### Directive
Look through the records below, and copy out every line that holds the string "usage".

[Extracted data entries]
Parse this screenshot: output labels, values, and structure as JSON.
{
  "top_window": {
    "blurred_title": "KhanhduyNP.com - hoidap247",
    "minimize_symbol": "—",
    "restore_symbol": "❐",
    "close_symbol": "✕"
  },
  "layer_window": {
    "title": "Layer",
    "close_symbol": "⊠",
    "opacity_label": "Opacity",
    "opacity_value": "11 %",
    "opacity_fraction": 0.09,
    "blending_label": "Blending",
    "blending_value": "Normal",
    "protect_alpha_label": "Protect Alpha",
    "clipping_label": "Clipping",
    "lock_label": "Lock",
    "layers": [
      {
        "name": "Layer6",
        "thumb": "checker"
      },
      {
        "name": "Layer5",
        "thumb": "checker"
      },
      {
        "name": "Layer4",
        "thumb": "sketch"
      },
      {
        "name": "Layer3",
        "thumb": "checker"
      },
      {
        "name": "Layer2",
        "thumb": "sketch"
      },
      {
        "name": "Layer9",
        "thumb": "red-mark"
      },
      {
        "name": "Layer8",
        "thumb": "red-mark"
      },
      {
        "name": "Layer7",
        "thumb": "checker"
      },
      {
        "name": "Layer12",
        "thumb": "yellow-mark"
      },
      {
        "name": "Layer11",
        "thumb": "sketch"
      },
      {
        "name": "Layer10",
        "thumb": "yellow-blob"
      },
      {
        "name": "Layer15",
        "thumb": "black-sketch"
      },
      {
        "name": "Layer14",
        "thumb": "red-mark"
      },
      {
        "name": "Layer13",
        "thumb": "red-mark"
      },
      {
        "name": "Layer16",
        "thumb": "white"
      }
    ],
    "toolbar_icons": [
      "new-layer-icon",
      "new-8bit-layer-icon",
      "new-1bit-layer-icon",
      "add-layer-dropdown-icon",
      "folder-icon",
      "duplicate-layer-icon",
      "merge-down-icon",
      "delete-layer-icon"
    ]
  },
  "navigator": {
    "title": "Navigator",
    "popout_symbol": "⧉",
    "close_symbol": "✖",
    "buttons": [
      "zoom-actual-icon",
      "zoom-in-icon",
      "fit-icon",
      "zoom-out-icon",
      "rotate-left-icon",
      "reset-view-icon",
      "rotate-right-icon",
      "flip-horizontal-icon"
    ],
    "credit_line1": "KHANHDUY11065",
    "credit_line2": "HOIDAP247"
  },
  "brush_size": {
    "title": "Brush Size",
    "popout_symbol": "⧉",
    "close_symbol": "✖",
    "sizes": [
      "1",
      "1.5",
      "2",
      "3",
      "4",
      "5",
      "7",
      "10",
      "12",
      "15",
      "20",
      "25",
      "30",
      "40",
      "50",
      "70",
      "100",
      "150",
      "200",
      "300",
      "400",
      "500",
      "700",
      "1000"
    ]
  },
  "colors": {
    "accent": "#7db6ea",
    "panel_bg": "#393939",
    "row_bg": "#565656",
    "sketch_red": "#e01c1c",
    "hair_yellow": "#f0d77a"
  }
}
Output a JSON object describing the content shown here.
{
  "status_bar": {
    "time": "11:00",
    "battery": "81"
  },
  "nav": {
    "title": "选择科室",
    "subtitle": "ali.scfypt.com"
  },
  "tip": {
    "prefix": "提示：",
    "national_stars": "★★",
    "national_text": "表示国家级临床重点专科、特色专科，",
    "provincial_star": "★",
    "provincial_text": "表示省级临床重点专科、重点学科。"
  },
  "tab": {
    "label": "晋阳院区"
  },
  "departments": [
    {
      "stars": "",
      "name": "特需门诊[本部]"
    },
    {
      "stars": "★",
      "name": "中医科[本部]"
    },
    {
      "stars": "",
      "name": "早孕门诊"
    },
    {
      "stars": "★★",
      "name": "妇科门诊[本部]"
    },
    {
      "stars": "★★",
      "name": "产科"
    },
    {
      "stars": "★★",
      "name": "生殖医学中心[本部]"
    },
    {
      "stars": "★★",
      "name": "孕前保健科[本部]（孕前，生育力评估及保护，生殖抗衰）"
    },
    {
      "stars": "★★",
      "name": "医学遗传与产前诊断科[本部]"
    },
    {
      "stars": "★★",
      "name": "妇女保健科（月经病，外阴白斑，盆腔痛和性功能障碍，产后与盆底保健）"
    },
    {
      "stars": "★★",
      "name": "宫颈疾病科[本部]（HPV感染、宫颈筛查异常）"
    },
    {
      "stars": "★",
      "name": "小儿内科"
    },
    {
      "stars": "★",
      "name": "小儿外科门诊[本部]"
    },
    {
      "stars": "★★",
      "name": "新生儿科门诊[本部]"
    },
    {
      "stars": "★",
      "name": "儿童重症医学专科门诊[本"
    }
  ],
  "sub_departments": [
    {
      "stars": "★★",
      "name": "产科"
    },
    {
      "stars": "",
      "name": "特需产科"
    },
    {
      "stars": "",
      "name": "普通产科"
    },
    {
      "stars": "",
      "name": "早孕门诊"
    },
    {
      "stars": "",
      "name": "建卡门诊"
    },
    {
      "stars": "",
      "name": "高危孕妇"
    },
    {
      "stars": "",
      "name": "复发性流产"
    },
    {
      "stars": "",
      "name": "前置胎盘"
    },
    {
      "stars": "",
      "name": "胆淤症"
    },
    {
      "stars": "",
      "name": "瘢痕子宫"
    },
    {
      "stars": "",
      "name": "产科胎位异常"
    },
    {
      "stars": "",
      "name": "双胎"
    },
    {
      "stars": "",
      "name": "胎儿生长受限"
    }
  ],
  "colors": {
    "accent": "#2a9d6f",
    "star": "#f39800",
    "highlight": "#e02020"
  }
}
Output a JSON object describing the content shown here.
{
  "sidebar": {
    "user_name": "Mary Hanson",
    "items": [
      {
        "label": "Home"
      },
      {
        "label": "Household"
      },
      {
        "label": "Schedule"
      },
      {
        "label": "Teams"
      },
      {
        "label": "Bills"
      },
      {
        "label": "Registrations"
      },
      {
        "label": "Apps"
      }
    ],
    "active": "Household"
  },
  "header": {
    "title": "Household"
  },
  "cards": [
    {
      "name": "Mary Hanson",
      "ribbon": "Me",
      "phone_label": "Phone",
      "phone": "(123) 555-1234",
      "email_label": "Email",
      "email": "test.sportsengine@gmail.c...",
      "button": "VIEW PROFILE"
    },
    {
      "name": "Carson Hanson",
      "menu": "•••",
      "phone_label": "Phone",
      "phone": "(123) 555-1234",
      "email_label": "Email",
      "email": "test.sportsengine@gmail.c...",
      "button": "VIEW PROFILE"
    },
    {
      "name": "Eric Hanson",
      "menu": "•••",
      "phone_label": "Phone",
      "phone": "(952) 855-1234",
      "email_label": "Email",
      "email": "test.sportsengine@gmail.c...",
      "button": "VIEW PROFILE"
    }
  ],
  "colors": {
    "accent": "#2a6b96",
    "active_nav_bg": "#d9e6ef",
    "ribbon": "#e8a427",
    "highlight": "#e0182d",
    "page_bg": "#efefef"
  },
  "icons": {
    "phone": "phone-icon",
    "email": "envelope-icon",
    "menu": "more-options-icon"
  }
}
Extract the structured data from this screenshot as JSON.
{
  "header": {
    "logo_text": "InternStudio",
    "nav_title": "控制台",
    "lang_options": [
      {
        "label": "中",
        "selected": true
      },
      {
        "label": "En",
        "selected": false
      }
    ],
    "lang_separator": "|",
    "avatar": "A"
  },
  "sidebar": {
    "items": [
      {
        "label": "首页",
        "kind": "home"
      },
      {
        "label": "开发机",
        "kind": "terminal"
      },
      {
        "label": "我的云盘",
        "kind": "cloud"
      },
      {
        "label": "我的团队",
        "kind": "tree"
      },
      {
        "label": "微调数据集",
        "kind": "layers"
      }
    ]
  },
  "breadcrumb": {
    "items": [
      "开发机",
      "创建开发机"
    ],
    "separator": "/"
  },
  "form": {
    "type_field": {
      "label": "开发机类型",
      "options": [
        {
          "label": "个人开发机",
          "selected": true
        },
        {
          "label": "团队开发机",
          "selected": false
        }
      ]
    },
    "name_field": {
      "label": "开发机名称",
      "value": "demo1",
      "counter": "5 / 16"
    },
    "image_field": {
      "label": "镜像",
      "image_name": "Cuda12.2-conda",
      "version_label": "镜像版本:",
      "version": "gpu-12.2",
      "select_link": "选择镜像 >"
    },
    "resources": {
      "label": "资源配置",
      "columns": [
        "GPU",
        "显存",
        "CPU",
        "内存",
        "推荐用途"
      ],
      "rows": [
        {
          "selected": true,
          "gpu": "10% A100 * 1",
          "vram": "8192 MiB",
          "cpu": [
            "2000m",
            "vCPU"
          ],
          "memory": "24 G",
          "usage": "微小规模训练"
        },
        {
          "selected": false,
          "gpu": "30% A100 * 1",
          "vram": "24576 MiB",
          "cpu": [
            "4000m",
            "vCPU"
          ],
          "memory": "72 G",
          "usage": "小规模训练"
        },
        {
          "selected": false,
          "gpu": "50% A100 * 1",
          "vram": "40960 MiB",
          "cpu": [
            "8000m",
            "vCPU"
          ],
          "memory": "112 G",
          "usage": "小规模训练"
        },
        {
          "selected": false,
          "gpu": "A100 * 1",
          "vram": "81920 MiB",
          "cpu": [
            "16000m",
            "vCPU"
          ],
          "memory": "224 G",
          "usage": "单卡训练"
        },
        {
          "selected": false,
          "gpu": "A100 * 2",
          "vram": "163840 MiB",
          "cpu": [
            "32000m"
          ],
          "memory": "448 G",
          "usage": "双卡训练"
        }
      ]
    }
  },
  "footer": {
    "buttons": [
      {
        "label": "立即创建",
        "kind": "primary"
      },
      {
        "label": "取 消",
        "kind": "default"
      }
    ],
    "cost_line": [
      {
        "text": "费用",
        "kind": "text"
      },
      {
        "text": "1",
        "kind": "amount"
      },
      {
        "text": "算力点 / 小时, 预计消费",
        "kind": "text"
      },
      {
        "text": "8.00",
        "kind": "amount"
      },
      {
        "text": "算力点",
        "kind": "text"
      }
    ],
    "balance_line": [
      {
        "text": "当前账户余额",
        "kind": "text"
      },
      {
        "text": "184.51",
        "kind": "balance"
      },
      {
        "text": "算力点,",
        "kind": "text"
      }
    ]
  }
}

### Exercise answer
          "usage": "微小规模训练"
          "usage": "小规模训练"
          "usage": "小规模训练"
          "usage": "单卡训练"
          "usage": "双卡训练"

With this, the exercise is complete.